### WRITTEN INSTRUCTION
Reproduce every line of the material below word for word, omitting the pictures.

______

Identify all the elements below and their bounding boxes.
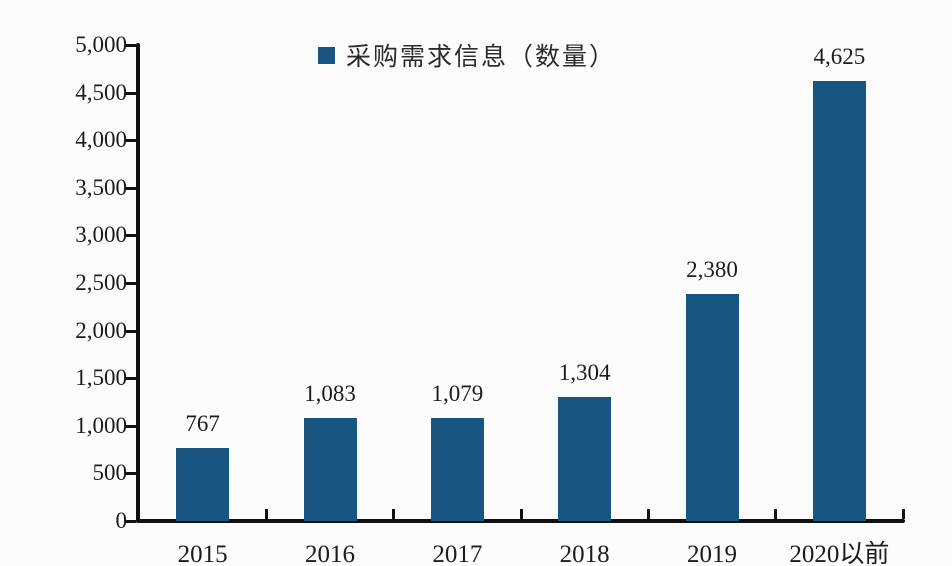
value-label: 1,304 (558, 359, 611, 385)
x-tick-label-2015: 2015 (177, 541, 228, 566)
y-tick-mark (126, 377, 136, 381)
x-tick-label-2017: 2017 (432, 541, 483, 566)
value-label: 767 (185, 410, 220, 436)
x-tick-label-2016: 2016 (305, 541, 355, 566)
y-tick-mark (126, 91, 136, 95)
y-tick-label: 1,500 (75, 365, 127, 391)
bar-2020以前 (812, 80, 866, 521)
x-tick-mark (774, 509, 778, 519)
y-tick-label: 500 (92, 460, 128, 486)
x-tick-label-2018: 2018 (559, 541, 610, 566)
value-label: 4,625 (813, 43, 866, 69)
x-axis-line (136, 519, 905, 523)
y-tick-label: 4,500 (75, 79, 127, 105)
y-tick-label: 3,000 (75, 222, 127, 248)
y-tick-mark (126, 329, 136, 333)
y-axis-line (136, 43, 140, 523)
x-tick-label-2019: 2019 (687, 541, 737, 566)
legend-label: 采购需求信息（数量） (346, 44, 617, 71)
y-tick-mark (126, 139, 136, 143)
x-tick-mark (264, 509, 268, 519)
y-tick-label: 2,500 (75, 270, 127, 295)
bar-2019 (685, 294, 739, 521)
x-tick-mark (901, 509, 905, 519)
bar-2018 (558, 396, 612, 521)
value-label: 1,083 (304, 380, 356, 406)
x-tick-mark (392, 509, 396, 519)
bar-2015 (176, 447, 230, 521)
y-tick-mark (126, 44, 136, 47)
legend: 采购需求信息（数量） (318, 37, 616, 73)
x-tick-mark (646, 509, 650, 519)
y-tick-mark (126, 520, 136, 523)
y-tick-label: 3,500 (75, 174, 127, 200)
y-tick-label: 2,000 (75, 317, 127, 343)
y-tick-label: 4,000 (75, 127, 127, 153)
x-tick-label-2020以前: 2020以前 (789, 541, 890, 566)
bar-2016 (303, 417, 357, 521)
y-tick-mark (126, 186, 136, 190)
y-tick-mark (126, 234, 136, 238)
y-tick-mark (126, 424, 136, 428)
legend-swatch-icon (318, 46, 335, 64)
y-tick-label: 5,000 (75, 32, 127, 57)
bar-2017 (430, 418, 484, 521)
y-tick-label: 1,000 (75, 412, 127, 438)
y-tick-mark (126, 472, 136, 476)
y-tick-label: 0 (115, 508, 128, 533)
y-tick-mark (126, 282, 136, 285)
value-label: 2,380 (686, 257, 738, 283)
value-label: 1,079 (431, 381, 484, 407)
x-tick-mark (519, 509, 523, 519)
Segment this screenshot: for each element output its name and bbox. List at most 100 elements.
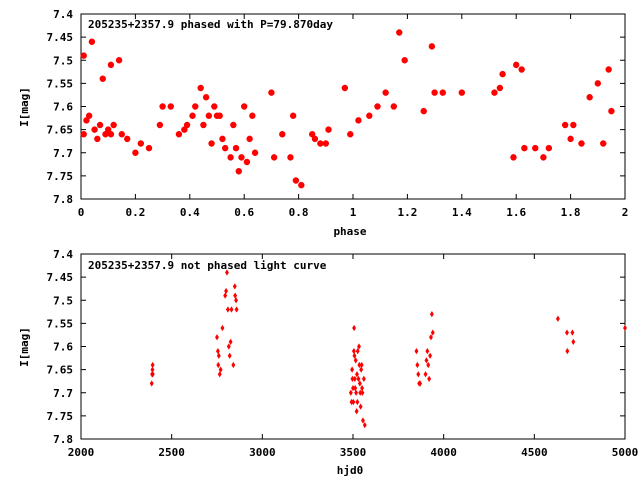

______

### COMPLETE ANSWER
Identify all the elements below and their bounding boxes.
value-label: 1,304 (558, 359, 611, 385)
x-tick-label-2015: 2015 (177, 541, 228, 566)
y-tick-mark (126, 377, 136, 381)
x-tick-label-2017: 2017 (432, 541, 483, 566)
value-label: 767 (185, 410, 220, 436)
x-tick-label-2016: 2016 (305, 541, 355, 566)
y-tick-mark (126, 91, 136, 95)
y-tick-label: 1,500 (75, 365, 127, 391)
bar-2020以前 (812, 80, 866, 521)
x-tick-mark (774, 509, 778, 519)
y-tick-label: 500 (92, 460, 128, 486)
x-tick-label-2018: 2018 (559, 541, 610, 566)
value-label: 4,625 (813, 43, 866, 69)
x-axis-line (136, 519, 905, 523)
y-tick-label: 4,500 (75, 79, 127, 105)
y-tick-label: 3,000 (75, 222, 127, 248)
y-tick-mark (126, 329, 136, 333)
y-axis-line (136, 43, 140, 523)
x-tick-label-2019: 2019 (687, 541, 737, 566)
legend-label: 采购需求信息（数量） (346, 44, 617, 71)
y-tick-mark (126, 139, 136, 143)
x-tick-mark (264, 509, 268, 519)
y-tick-label: 2,500 (75, 270, 127, 295)
bar-2019 (685, 294, 739, 521)
x-tick-mark (901, 509, 905, 519)
bar-2018 (558, 396, 612, 521)
value-label: 1,083 (304, 380, 356, 406)
x-tick-mark (392, 509, 396, 519)
bar-2015 (176, 447, 230, 521)
y-tick-mark (126, 44, 136, 47)
legend: 采购需求信息（数量） (318, 37, 616, 73)
x-tick-mark (646, 509, 650, 519)
y-tick-mark (126, 520, 136, 523)
y-tick-label: 3,500 (75, 174, 127, 200)
y-tick-label: 2,000 (75, 317, 127, 343)
y-tick-label: 4,000 (75, 127, 127, 153)
x-tick-label-2020以前: 2020以前 (789, 541, 890, 566)
bar-2016 (303, 417, 357, 521)
y-tick-mark (126, 186, 136, 190)
y-tick-mark (126, 234, 136, 238)
y-tick-mark (126, 424, 136, 428)
legend-swatch-icon (318, 46, 335, 64)
y-tick-label: 5,000 (75, 32, 127, 57)
bar-2017 (430, 418, 484, 521)
y-tick-label: 1,000 (75, 412, 127, 438)
y-tick-mark (126, 472, 136, 476)
y-tick-label: 0 (115, 508, 128, 533)
y-tick-mark (126, 282, 136, 285)
value-label: 2,380 (686, 257, 738, 283)
value-label: 1,079 (431, 381, 484, 407)
x-tick-mark (519, 509, 523, 519)
Segment this screenshot: for each element output its name and bbox. List at most 100 elements.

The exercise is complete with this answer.